◆ Data for this task ◆
····················
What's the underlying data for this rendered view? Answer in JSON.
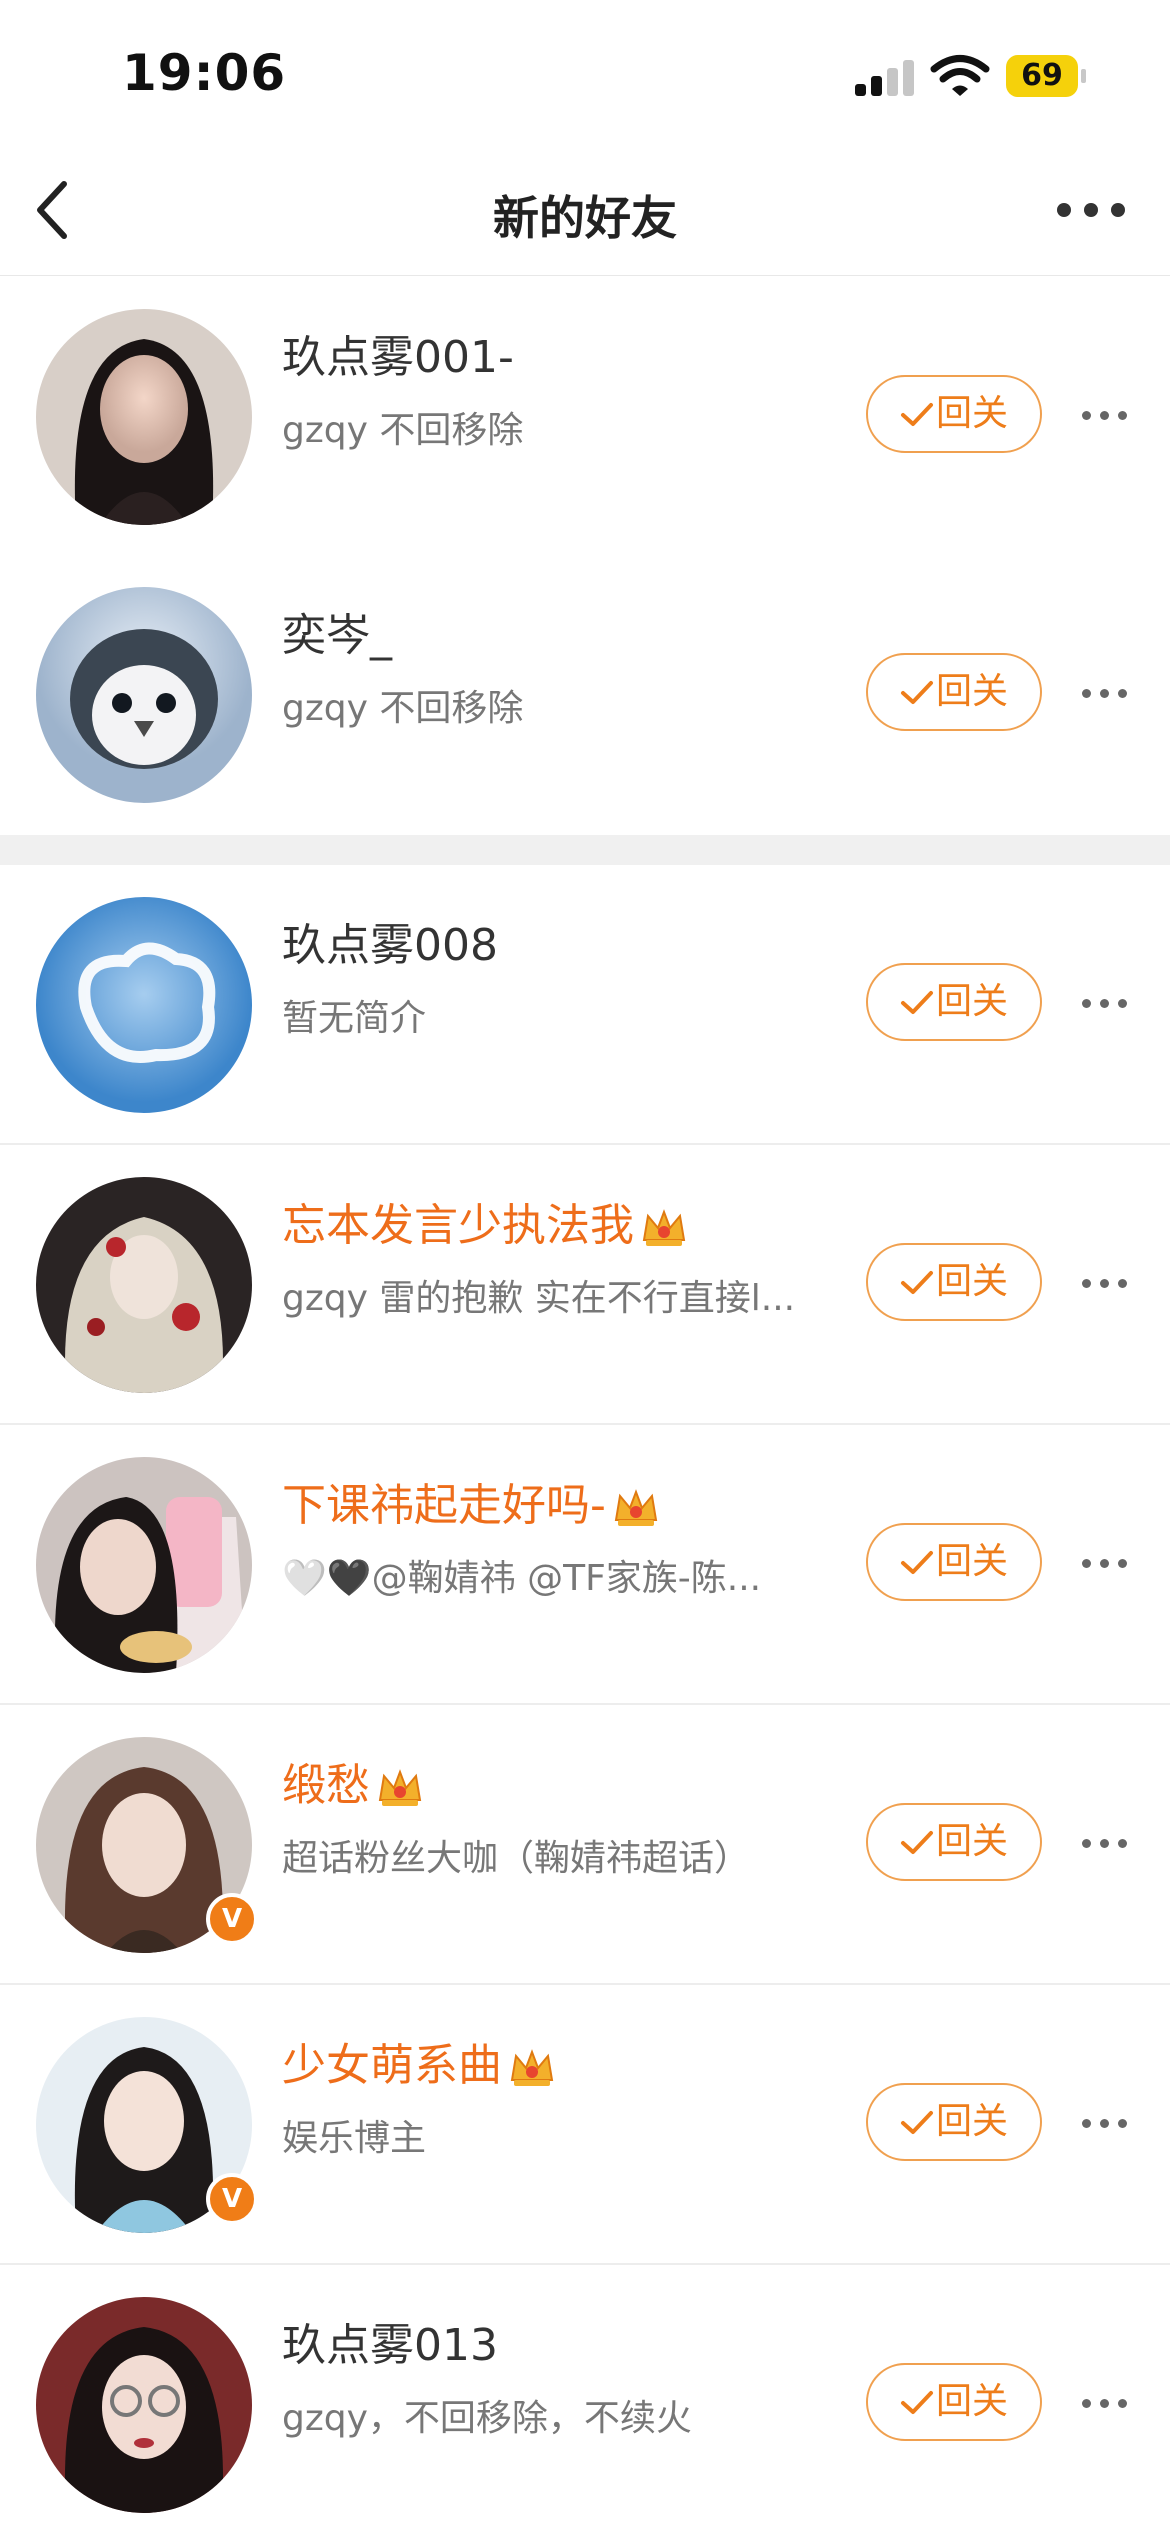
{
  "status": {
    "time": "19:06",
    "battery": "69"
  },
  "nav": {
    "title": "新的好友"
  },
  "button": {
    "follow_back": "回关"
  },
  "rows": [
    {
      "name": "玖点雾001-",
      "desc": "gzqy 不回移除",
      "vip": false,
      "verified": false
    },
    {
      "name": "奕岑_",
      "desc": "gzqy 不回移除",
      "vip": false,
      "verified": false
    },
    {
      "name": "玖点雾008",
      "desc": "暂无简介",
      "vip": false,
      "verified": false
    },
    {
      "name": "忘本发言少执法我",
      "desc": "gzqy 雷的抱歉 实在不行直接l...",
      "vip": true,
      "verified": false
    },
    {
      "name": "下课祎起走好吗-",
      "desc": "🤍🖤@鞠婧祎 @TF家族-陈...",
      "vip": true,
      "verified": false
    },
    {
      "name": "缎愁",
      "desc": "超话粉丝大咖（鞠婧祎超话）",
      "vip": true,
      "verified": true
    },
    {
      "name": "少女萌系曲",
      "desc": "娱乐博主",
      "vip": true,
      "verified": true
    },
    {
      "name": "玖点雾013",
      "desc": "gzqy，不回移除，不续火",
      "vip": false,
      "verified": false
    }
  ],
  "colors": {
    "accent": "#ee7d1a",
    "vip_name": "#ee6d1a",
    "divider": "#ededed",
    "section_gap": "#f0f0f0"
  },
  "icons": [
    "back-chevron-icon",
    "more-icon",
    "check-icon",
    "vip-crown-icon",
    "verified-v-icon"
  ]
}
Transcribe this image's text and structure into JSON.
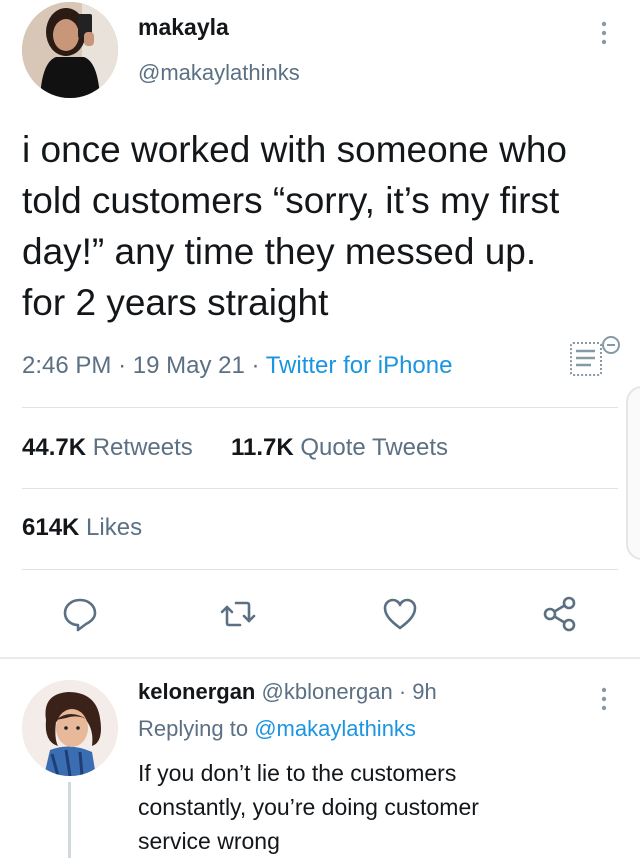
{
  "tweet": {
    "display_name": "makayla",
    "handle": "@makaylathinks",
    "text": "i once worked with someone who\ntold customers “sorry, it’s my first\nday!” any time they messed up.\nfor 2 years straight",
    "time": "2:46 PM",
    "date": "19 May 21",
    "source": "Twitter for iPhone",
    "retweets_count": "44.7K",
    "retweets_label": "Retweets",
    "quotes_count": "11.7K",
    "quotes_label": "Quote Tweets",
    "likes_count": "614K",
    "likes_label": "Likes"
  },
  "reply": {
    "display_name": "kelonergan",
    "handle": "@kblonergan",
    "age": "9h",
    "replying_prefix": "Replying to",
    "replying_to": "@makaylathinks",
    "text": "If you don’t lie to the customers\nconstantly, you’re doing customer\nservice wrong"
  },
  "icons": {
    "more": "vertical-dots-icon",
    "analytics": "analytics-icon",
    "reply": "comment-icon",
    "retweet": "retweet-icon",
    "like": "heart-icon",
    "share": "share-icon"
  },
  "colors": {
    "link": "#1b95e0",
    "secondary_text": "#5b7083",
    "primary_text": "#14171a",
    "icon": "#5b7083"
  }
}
····················
◆ Stated task ◆
In the material above, how many lines hold the word "makaylathinks"? Say only the number.

◆ Response to this task ◆
2